══ TEKS SUMBER ══
Breaking News

Ribuan Jamaah Hadiri Kajian Ketua PDM Ponorogo

Drs H Syafruddin MA berfoto bersama PCM Tulangan dan Kepala SMP Mulia Tu;angan usai pengajian (Zulkifli/PORTALBUANANEW.COM)

Sodoarjo, Ribuan jamaah Muhammadiyah Tulangan hadiri kajian ahad pagi Pimpinan Cabang Muhammadiyah (PCM) Tulangan. Pengajian yang disampaikan Ketua Pimpinan Daerah Muhammadiyah (PDM) Ponorogo Drs H Muhammad Syafruddin MA itu mengusung tema “Pendidikan Karakter Ala Muhammadiyah (Fenomena dan Seharusnya). Bertindak sebagai tuan rumah SMP Muhammadiyah Lima (SMP Mulia) Tulangan Minggu (8/9/2024). 

Antusias jamaah mengikuti pengajian tampak begitu luar biasa. Hall sekolah yang menjadi lokasi utama acara, seolah tidak mampu menampung volume jamaah yang berdatangan sedari awal. Sebagai alternatif, panitia menggelar tikar dijalan persis disamping sekolah yang dilengkapi dengan speaker  dan  TV layar lebar.  Dengan harapan para jamaah bisa mengikuti pengajian dengan kyusuk dan nyaman walaupun tidak bisa melihat Penceramah secara langsung.

Mengawali  materi kajian, Syafruddin membahas keutamaan menghadiri majelis ilmu. Dalam hadist Rasulullah SAW dijelaskan keutamaan majelis ilmu pertama, Majelis ilmu itu diibaratkan sebagai taman-taman  syurga. Kedua pada hadist lainnya juga diterangkan ,

  “Tidaklah ada satu kaum yang berkumpul di Masjid Allah, kemudian dibacakan ayat suci al-qur’an, lalu mempelajarinya, mendalami maknanya serta memahaminya, melainkan mereka akan mendapatkan ketenangan, mereka akan disirami dengan rahmat Allah, dan mereka akan dinaungi oleh sayap-sayap malaikat.
═══
══ DATA YANG DIBERIKAN ══
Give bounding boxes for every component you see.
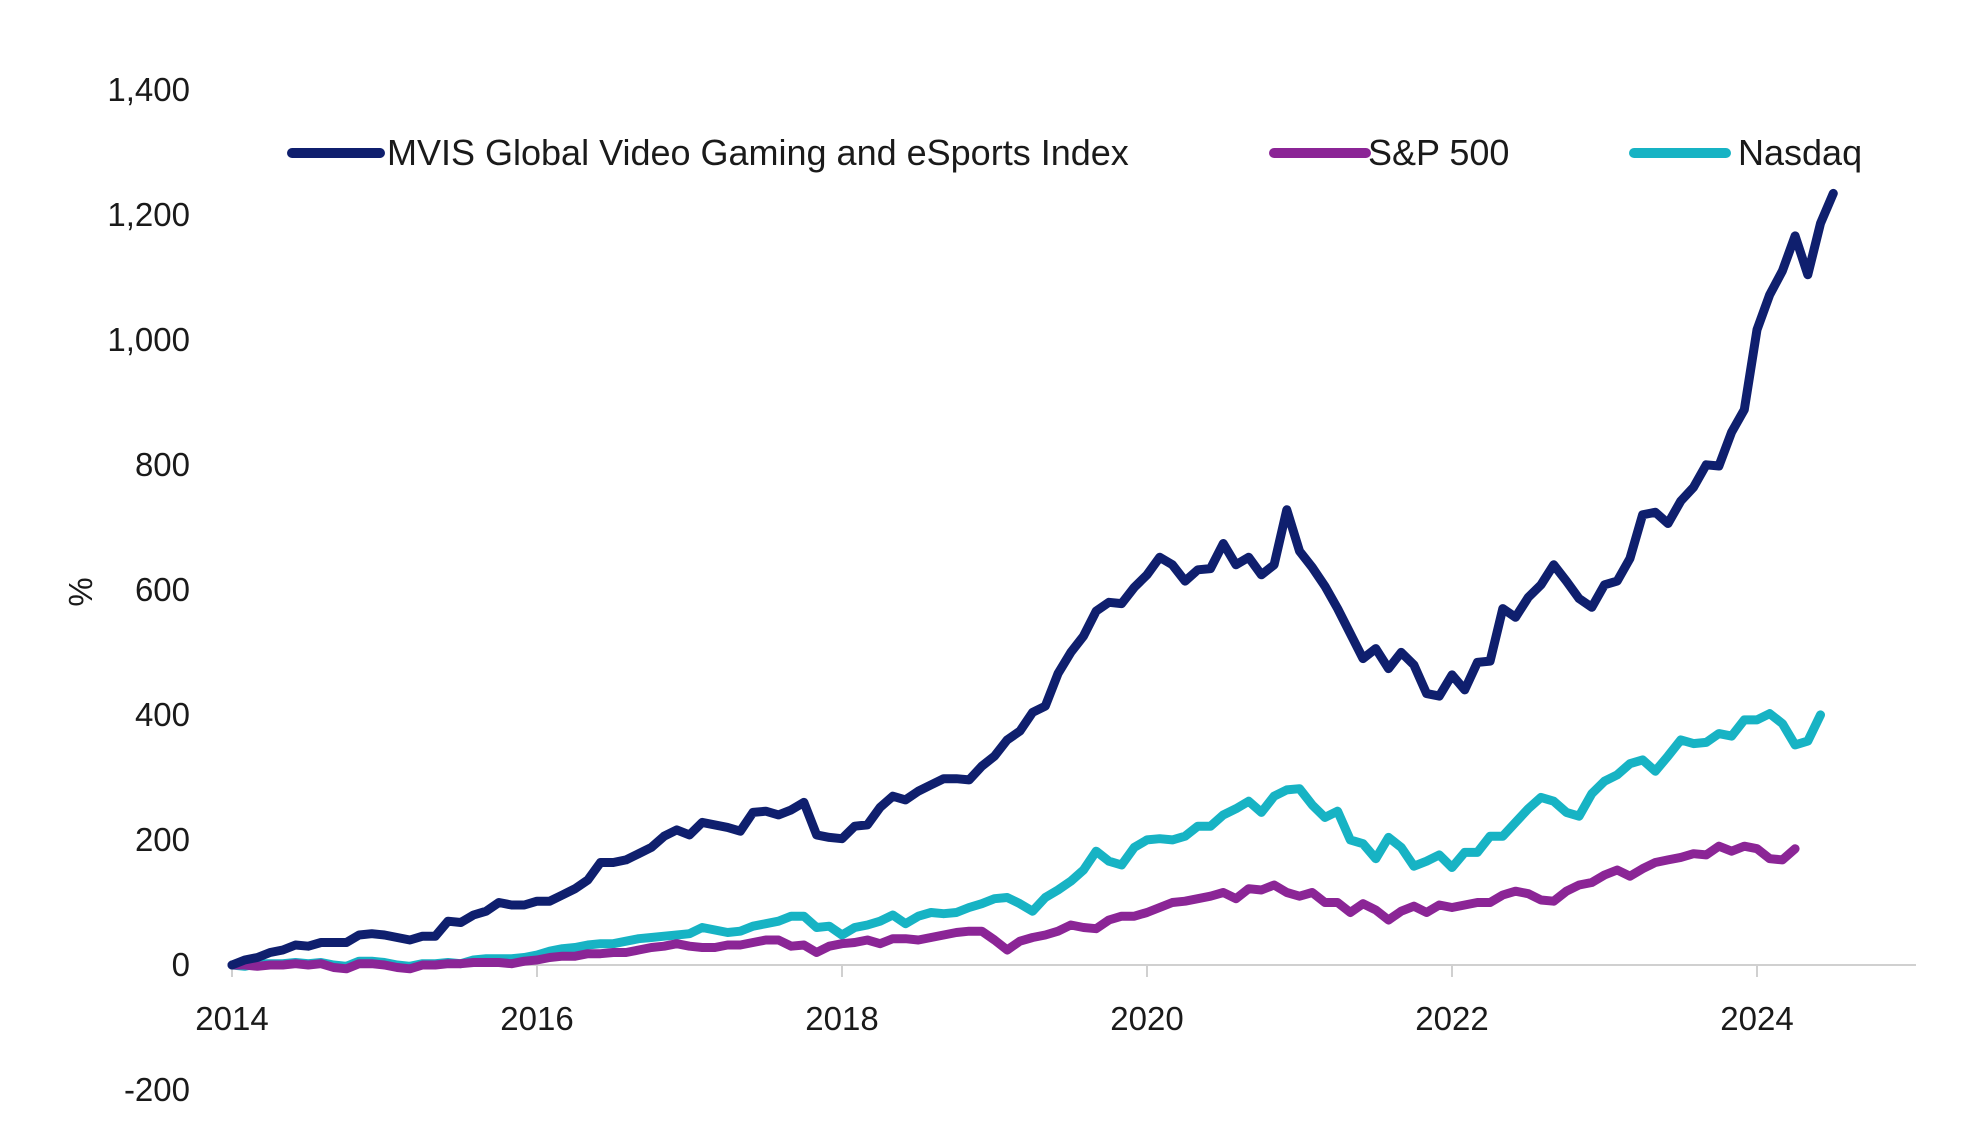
x-tick-label: 2016 (500, 1000, 573, 1037)
y-tick-labels: 1,400 1,200 1,000 800 600 400 200 0 -200 (107, 71, 190, 1108)
legend-label-sp500: S&P 500 (1368, 132, 1509, 173)
y-tick-label: 200 (135, 821, 190, 858)
series-line-mvis (227, 188, 1838, 970)
x-tick-label: 2022 (1415, 1000, 1488, 1037)
x-tick-label: 2020 (1110, 1000, 1183, 1037)
legend: MVIS Global Video Gaming and eSports Ind… (287, 132, 1862, 173)
y-tick-label: 1,000 (107, 321, 190, 358)
y-tick-label: -200 (124, 1071, 190, 1108)
legend-label-mvis: MVIS Global Video Gaming and eSports Ind… (387, 132, 1129, 173)
x-tick-label: 2014 (195, 1000, 268, 1037)
legend-label-nasdaq: Nasdaq (1738, 132, 1862, 173)
y-tick-label: 800 (135, 446, 190, 483)
y-tick-label: 1,400 (107, 71, 190, 108)
y-tick-label: 400 (135, 696, 190, 733)
x-tick-labels: 2014 2016 2018 2020 2022 2024 (195, 1000, 1793, 1037)
y-tick-label: 1,200 (107, 196, 190, 233)
y-tick-label: 600 (135, 571, 190, 608)
series-line-sp500 (227, 841, 1800, 974)
series-line-nasdaq (227, 709, 1825, 971)
y-axis-title: % (62, 577, 99, 606)
x-tick-label: 2018 (805, 1000, 878, 1037)
series-lines (227, 188, 1838, 974)
y-tick-label: 0 (172, 946, 190, 983)
x-tick-label: 2024 (1720, 1000, 1793, 1037)
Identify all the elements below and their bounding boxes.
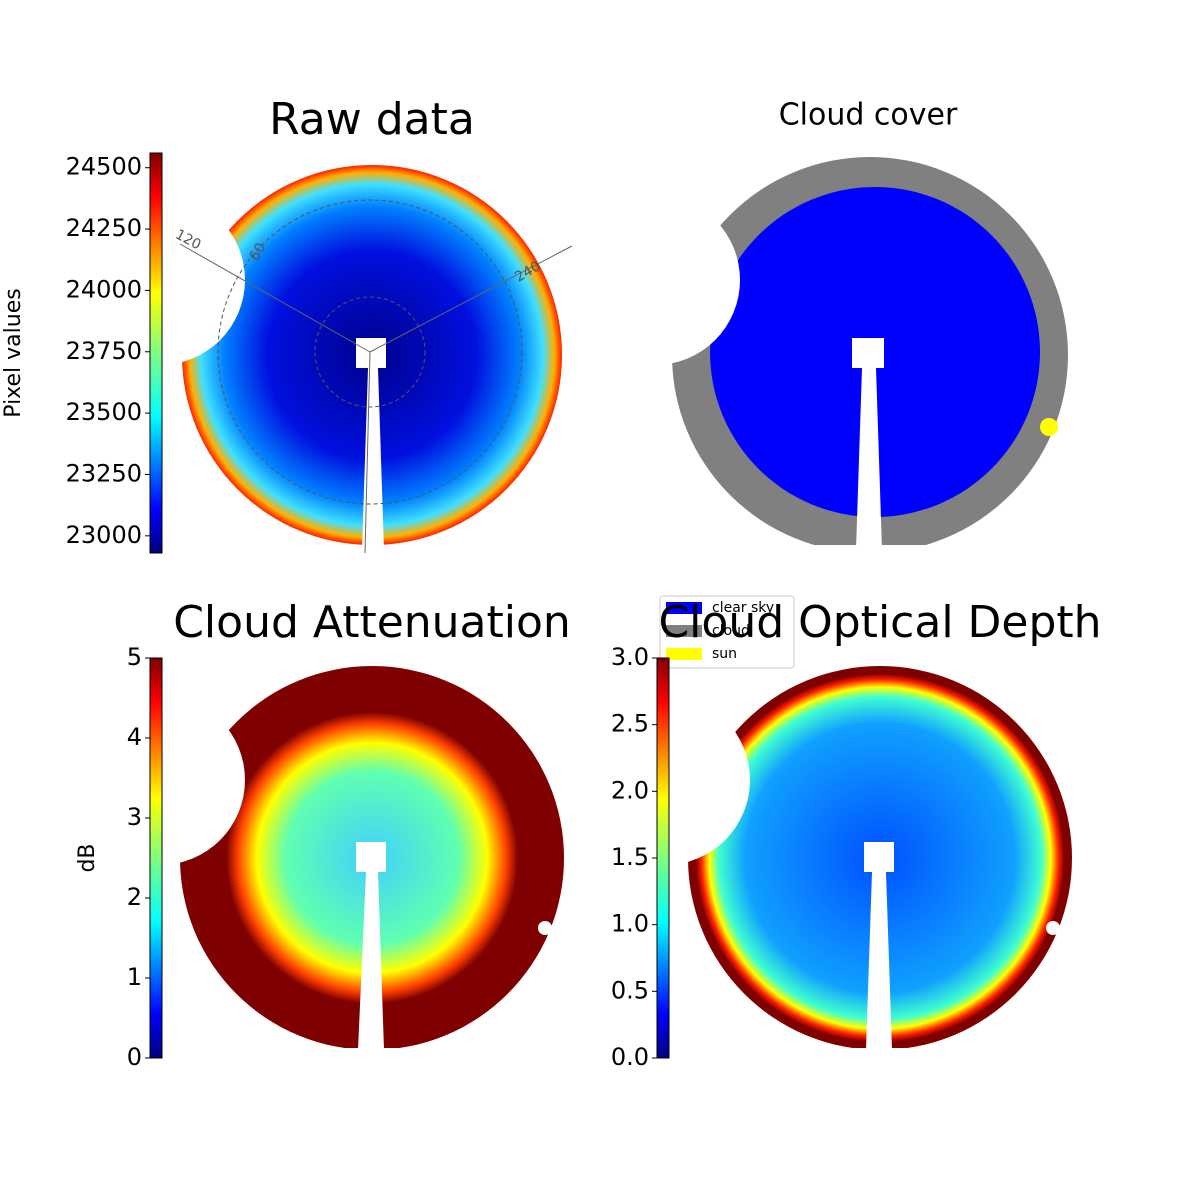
- colorbar-label: dB: [75, 843, 100, 872]
- colorbar-tick-label: 24250: [66, 214, 142, 242]
- colorbar-tick-label: 24000: [66, 275, 142, 303]
- legend-label: clear sky: [712, 600, 774, 616]
- colorbar-tick-label: 3: [127, 803, 142, 831]
- panel-title: Cloud Optical Depth: [658, 597, 1101, 648]
- colorbar-tick-label: 5: [127, 643, 142, 671]
- colorbar-tick-label: 24500: [66, 153, 142, 181]
- colorbar-tick-label: 3.0: [611, 643, 649, 671]
- legend-swatch: [666, 648, 702, 660]
- colorbar-tick-label: 1.5: [611, 843, 649, 871]
- legend-label: sun: [712, 646, 737, 662]
- legend-swatch: [666, 625, 702, 637]
- colorbar-tick-label: 0: [127, 1043, 142, 1071]
- colorbar-tick-label: 0.5: [611, 976, 649, 1004]
- colorbar: [149, 152, 163, 554]
- colorbar-label: Pixel values: [1, 288, 26, 417]
- colorbar: [149, 657, 163, 1059]
- colorbar-tick-label: 23250: [66, 459, 142, 487]
- colorbar-tick-label: 2.0: [611, 776, 649, 804]
- colorbar-tick-label: 1: [127, 963, 142, 991]
- legend-swatch: [666, 602, 702, 614]
- panels: 23000 23250 23500 23750 24000 24250 24500 Pixel…: [1, 94, 1102, 1071]
- colorbar-tick-label: 0.0: [611, 1043, 649, 1071]
- angle-label: 60: [247, 240, 270, 263]
- colorbar-tick-label: 23750: [66, 337, 142, 365]
- panel-title: Cloud Attenuation: [173, 597, 571, 648]
- colorbar-tick-label: 4: [127, 723, 142, 751]
- legend-label: cloud: [712, 623, 750, 639]
- colorbar-tick-label: 2.5: [611, 710, 649, 738]
- panel-title: Cloud cover: [779, 98, 958, 133]
- colorbar-tick-label: 23500: [66, 398, 142, 426]
- panel-title: Raw data: [269, 94, 475, 145]
- colorbar-tick-label: 2: [127, 883, 142, 911]
- colorbar-tick-label: 23000: [66, 521, 142, 549]
- colorbar: [656, 657, 670, 1059]
- colorbar-tick-label: 1.0: [611, 910, 649, 938]
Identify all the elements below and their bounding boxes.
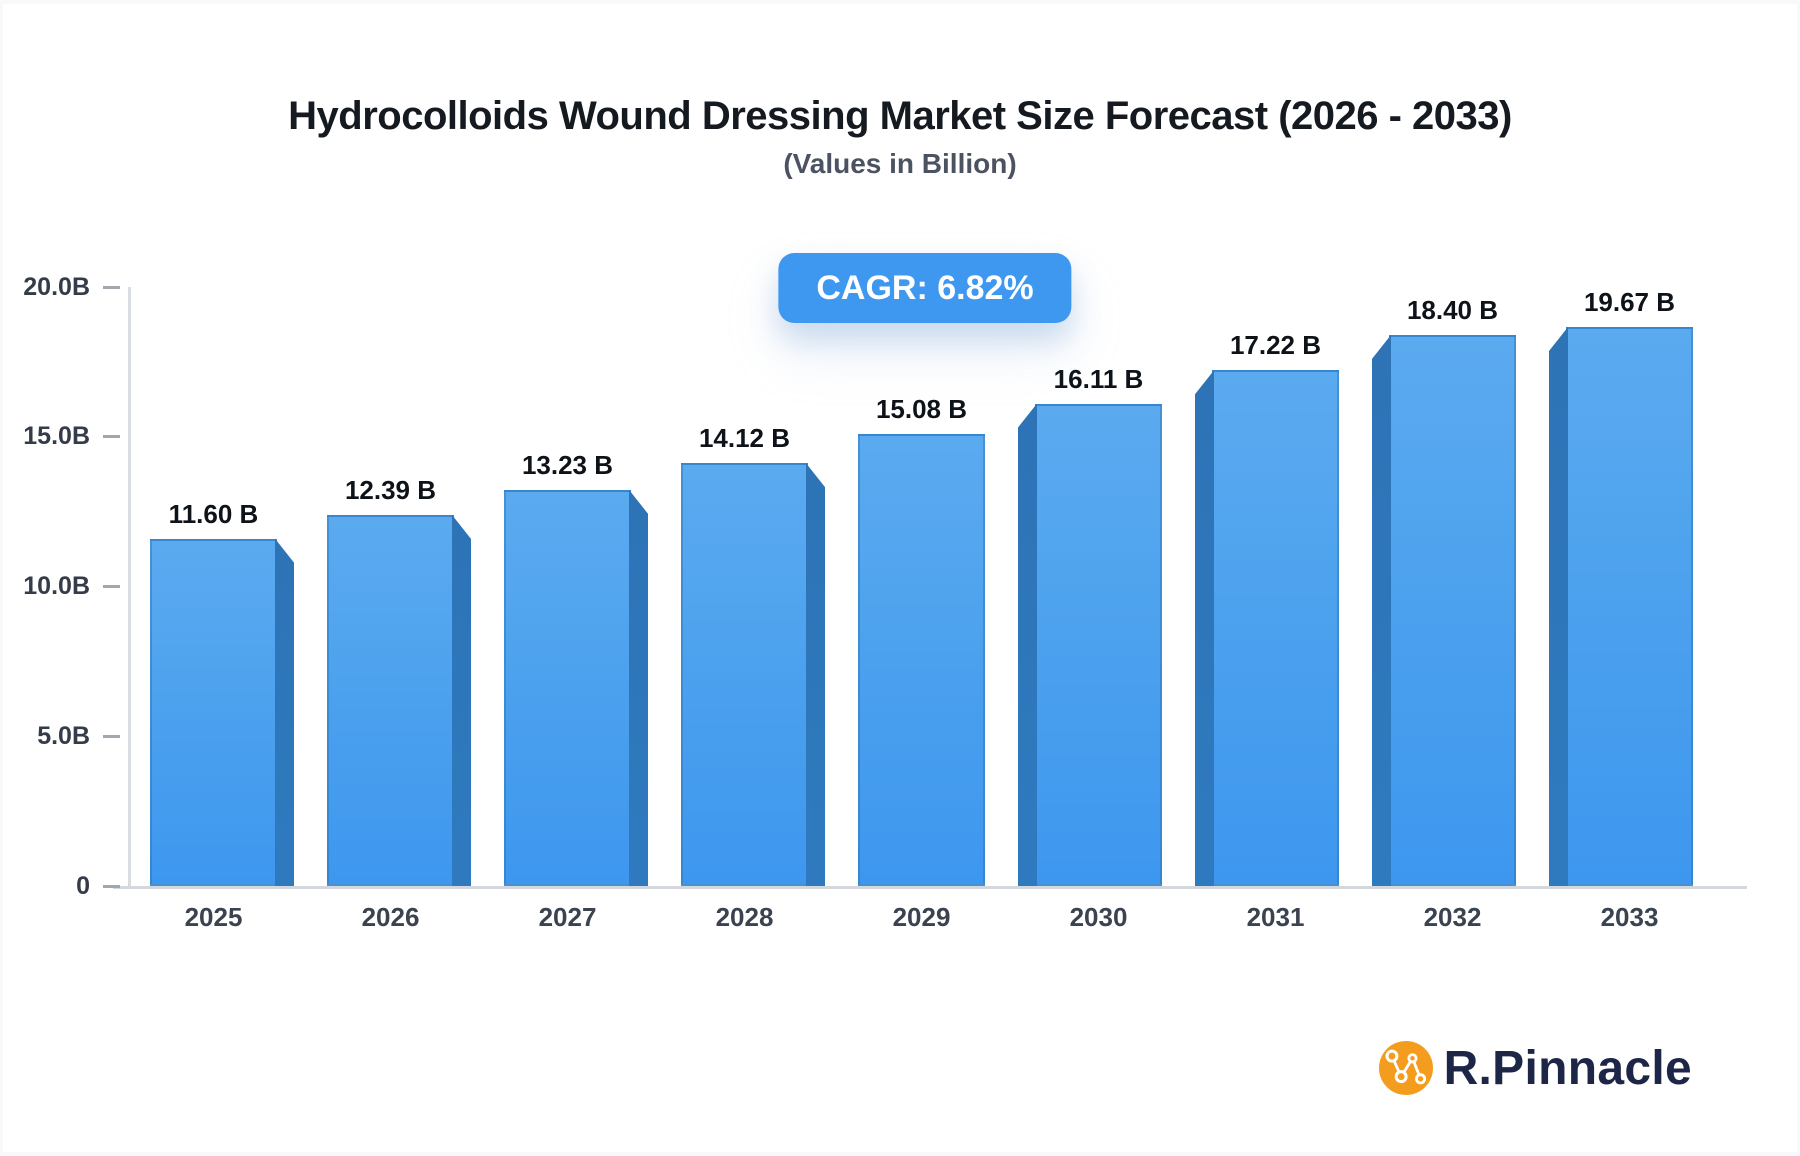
bar-2025: [150, 538, 294, 886]
x-labels-row: 2025 2026 2027 2028 2029 2030 2031 2032 2033: [150, 902, 1693, 933]
bar-2028: [681, 463, 825, 886]
bar-3d-side: [1195, 370, 1214, 886]
bar-value-label: 14.12 B: [698, 423, 791, 454]
y-tick-label: 15.0B: [23, 422, 90, 451]
bar-3d-side: [806, 463, 825, 886]
y-tick-dash: [103, 734, 120, 738]
y-tick-20.0B: 20.0B: [0, 271, 120, 303]
bar-value-label: 13.23 B: [521, 449, 614, 480]
y-tick-label: 20.0B: [23, 272, 90, 301]
bar-slot-2030: 16.11 B: [1018, 287, 1162, 886]
bar-3d-side: [275, 538, 294, 886]
x-tick-2033: 2033: [1600, 902, 1659, 932]
y-tick-dash: [103, 435, 120, 439]
bars-container: 11.60 B 12.39 B 13.23 B 14.12 B 15.08 B 16.11…: [150, 287, 1693, 886]
page-title: Hydrocolloids Wound Dressing Market Size…: [288, 94, 1512, 138]
logo-text: R.Pinnacle: [1443, 1041, 1692, 1095]
bar-3d-side: [1372, 334, 1391, 886]
bar-2027: [504, 489, 648, 886]
bar-2029: [858, 434, 985, 886]
bar-slot-2025: 11.60 B: [150, 287, 294, 886]
bar-value-label: 19.67 B: [1583, 287, 1676, 317]
x-tick-2032: 2032: [1423, 902, 1482, 932]
bar-slot-2028: 14.12 B: [681, 287, 825, 886]
bar-2032: [1372, 334, 1516, 886]
bar-value-label: 18.40 B: [1406, 294, 1499, 325]
bar-slot-2027: 13.23 B: [504, 287, 648, 886]
bar-slot-2026: 12.39 B: [327, 287, 471, 886]
y-tick-label: 10.0B: [23, 572, 90, 600]
bar-value-label: 11.60 B: [168, 498, 259, 529]
y-tick-15.0B: 15.0B: [0, 421, 120, 453]
bar-slot-2033: 19.67 B: [1549, 287, 1693, 886]
y-tick-0: 0: [0, 870, 120, 902]
y-tick-10.0B: 10.0B: [0, 571, 120, 603]
x-tick-2027: 2027: [538, 902, 597, 932]
y-tick-label: 5.0B: [37, 721, 90, 750]
logo-network-icon: [1378, 1041, 1433, 1095]
bar-slot-2029: 15.08 B: [858, 287, 985, 886]
x-tick-2025: 2025: [184, 902, 243, 932]
y-tick-label: 0: [76, 871, 90, 900]
y-tick-dash: [103, 884, 120, 888]
y-tick-dash: [103, 285, 120, 289]
bar-2026: [327, 514, 471, 886]
bar-value-label: 15.08 B: [875, 394, 968, 425]
y-tick-dash: [103, 585, 120, 588]
x-tick-2031: 2031: [1246, 902, 1305, 932]
bar-2030: [1018, 403, 1162, 886]
bar-2033: [1549, 327, 1693, 886]
x-axis-line: [113, 886, 1747, 889]
bar-3d-side: [629, 489, 648, 886]
x-tick-2030: 2030: [1069, 902, 1128, 932]
brand-logo: R.Pinnacle: [1378, 1040, 1692, 1096]
bar-slot-2032: 18.40 B: [1372, 287, 1516, 886]
bar-3d-side: [1018, 403, 1037, 886]
x-tick-2029: 2029: [892, 902, 951, 932]
x-tick-2028: 2028: [715, 902, 774, 932]
y-tick-5.0B: 5.0B: [0, 720, 120, 752]
bar-slot-2031: 17.22 B: [1195, 287, 1339, 886]
bar-2031: [1195, 370, 1339, 886]
cagr-badge: CAGR: 6.82%: [778, 253, 1072, 323]
x-tick-2026: 2026: [361, 902, 420, 932]
bar-value-label: 12.39 B: [344, 474, 437, 505]
bar-3d-side: [452, 514, 471, 886]
bar-value-label: 16.11 B: [1053, 363, 1144, 394]
y-axis-line: [128, 287, 131, 888]
bar-value-label: 17.22 B: [1229, 330, 1322, 361]
bar-3d-side: [1549, 327, 1568, 886]
page-subtitle: (Values in Billion): [783, 148, 1017, 179]
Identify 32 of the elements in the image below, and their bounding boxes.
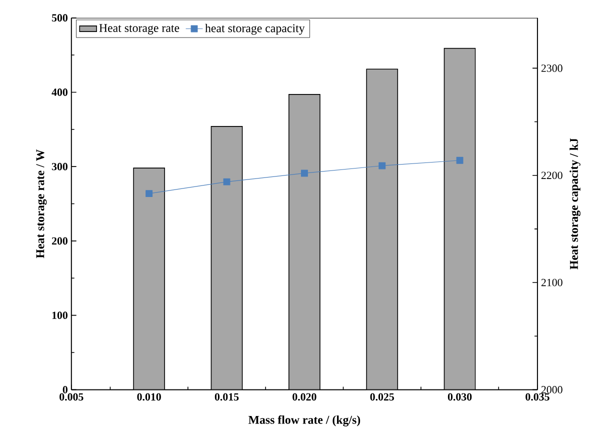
═══
SOAL LATIHAN 1
Apakah setiap pernyataan (a), (b), dan (c) sesuai dengan teks sumber? Jawab ya atau tidak, lalu kutip kata-kata teks yang menentukan jawaban itu.
(a) Yang menjadi tuan rumah kajian adalah SMP Muhammadiyah Lima Tulangan.
(b) Panitia menyediakan kursi di dalam masjid bagi jamaah yang tidak tertampung di hall.
(c) Syafruddin mengawali materi dengan membahas keutamaan menghadiri majelis ilmu.
SOAL LATIHAN 2
Jawablah pertanyaan berikut berdasarkan teks sumber.
(a) Apa tema kajian yang disampaikan Ketua PDM Ponorogo?
(b) Selain speaker, perangkat apa yang dipasang di jalan samping sekolah?
(c) Menurut hadis pertama yang disebutkan, majelis ilmu diibaratkan sebagai apa?
Baris-baris data ini diambil dari sumber lain.

JAWABAN YANG DIHARAPKAN 1
(a) Ya: "Bertindak sebagai tuan rumah SMP Muhammadiyah Lima (SMP Mulia) Tulangan"
(b) Tidak: "panitia menggelar tikar dijalan persis disamping sekolah"
(c) Ya: "Syafruddin membahas keutamaan menghadiri majelis ilmu"

JAWABAN YANG DIHARAPKAN 2
(a) Temanya adalah "Pendidikan Karakter Ala Muhammadiyah (Fenomena dan Seharusnya)".
(b) Perangkat itu adalah TV layar lebar.
(c) Majelis ilmu diibaratkan sebagai taman-taman syurga.